→ Written instruction
Please rewrite each of the following entries, replacing every occurrence of "reservoir" with "tank" and changing nothing else.

→ Source records
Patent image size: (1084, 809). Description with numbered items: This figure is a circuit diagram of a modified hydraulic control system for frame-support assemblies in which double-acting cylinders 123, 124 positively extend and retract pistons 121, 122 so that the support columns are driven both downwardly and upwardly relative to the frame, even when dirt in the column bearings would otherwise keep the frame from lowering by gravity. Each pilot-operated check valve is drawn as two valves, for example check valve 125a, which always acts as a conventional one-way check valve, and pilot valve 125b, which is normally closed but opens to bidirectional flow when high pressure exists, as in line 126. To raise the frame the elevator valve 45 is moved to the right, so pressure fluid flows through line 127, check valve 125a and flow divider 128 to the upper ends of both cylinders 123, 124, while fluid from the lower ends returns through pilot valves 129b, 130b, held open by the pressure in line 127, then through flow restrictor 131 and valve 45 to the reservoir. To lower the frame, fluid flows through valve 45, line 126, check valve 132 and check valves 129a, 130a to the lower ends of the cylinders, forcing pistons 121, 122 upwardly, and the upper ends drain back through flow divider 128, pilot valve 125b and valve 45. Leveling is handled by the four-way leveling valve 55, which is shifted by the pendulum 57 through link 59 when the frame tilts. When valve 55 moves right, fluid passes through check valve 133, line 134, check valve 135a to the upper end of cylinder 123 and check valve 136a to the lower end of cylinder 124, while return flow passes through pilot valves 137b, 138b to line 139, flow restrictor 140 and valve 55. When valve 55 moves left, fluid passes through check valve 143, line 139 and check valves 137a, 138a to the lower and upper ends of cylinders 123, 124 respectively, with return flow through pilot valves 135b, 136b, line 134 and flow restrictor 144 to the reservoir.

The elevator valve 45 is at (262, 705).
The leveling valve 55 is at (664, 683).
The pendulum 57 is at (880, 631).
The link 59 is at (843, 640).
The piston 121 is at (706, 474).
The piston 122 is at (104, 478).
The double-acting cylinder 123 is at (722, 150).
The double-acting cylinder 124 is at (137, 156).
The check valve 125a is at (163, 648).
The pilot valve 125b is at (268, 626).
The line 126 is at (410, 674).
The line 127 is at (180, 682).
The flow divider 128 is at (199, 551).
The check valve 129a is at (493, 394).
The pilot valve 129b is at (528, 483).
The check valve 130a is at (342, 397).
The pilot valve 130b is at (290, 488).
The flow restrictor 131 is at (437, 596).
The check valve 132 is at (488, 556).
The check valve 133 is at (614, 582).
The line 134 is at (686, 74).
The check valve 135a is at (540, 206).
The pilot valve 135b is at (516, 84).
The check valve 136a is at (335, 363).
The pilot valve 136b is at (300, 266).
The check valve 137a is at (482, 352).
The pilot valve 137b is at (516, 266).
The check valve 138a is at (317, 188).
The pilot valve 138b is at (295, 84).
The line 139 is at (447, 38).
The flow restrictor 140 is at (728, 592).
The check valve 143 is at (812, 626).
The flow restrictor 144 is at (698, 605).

→ Correct output
Patent image size: (1084, 809). Description with numbered items: This figure is a circuit diagram of a modified hydraulic control system for frame-support assemblies in which double-acting cylinders 123, 124 positively extend and retract pistons 121, 122 so that the support columns are driven both downwardly and upwardly relative to the frame, even when dirt in the column bearings would otherwise keep the frame from lowering by gravity. Each pilot-operated check valve is drawn as two valves, for example check valve 125a, which always acts as a conventional one-way check valve, and pilot valve 125b, which is normally closed but opens to bidirectional flow when high pressure exists, as in line 126. To raise the frame the elevator valve 45 is moved to the right, so pressure fluid flows through line 127, check valve 125a and flow divider 128 to the upper ends of both cylinders 123, 124, while fluid from the lower ends returns through pilot valves 129b, 130b, held open by the pressure in line 127, then through flow restrictor 131 and valve 45 to the tank. To lower the frame, fluid flows through valve 45, line 126, check valve 132 and check valves 129a, 130a to the lower ends of the cylinders, forcing pistons 121, 122 upwardly, and the upper ends drain back through flow divider 128, pilot valve 125b and valve 45. Leveling is handled by the four-way leveling valve 55, which is shifted by the pendulum 57 through link 59 when the frame tilts. When valve 55 moves right, fluid passes through check valve 133, line 134, check valve 135a to the upper end of cylinder 123 and check valve 136a to the lower end of cylinder 124, while return flow passes through pilot valves 137b, 138b to line 139, flow restrictor 140 and valve 55. When valve 55 moves left, fluid passes through check valve 143, line 139 and check valves 137a, 138a to the lower and upper ends of cylinders 123, 124 respectively, with return flow through pilot valves 135b, 136b, line 134 and flow restrictor 144 to the tank.

The elevator valve 45 is at (262, 705).
The leveling valve 55 is at (664, 683).
The pendulum 57 is at (880, 631).
The link 59 is at (843, 640).
The piston 121 is at (706, 474).
The piston 122 is at (104, 478).
The double-acting cylinder 123 is at (722, 150).
The double-acting cylinder 124 is at (137, 156).
The check valve 125a is at (163, 648).
The pilot valve 125b is at (268, 626).
The line 126 is at (410, 674).
The line 127 is at (180, 682).
The flow divider 128 is at (199, 551).
The check valve 129a is at (493, 394).
The pilot valve 129b is at (528, 483).
The check valve 130a is at (342, 397).
The pilot valve 130b is at (290, 488).
The flow restrictor 131 is at (437, 596).
The check valve 132 is at (488, 556).
The check valve 133 is at (614, 582).
The line 134 is at (686, 74).
The check valve 135a is at (540, 206).
The pilot valve 135b is at (516, 84).
The check valve 136a is at (335, 363).
The pilot valve 136b is at (300, 266).
The check valve 137a is at (482, 352).
The pilot valve 137b is at (516, 266).
The check valve 138a is at (317, 188).
The pilot valve 138b is at (295, 84).
The line 139 is at (447, 38).
The flow restrictor 140 is at (728, 592).
The check valve 143 is at (812, 626).
The flow restrictor 144 is at (698, 605).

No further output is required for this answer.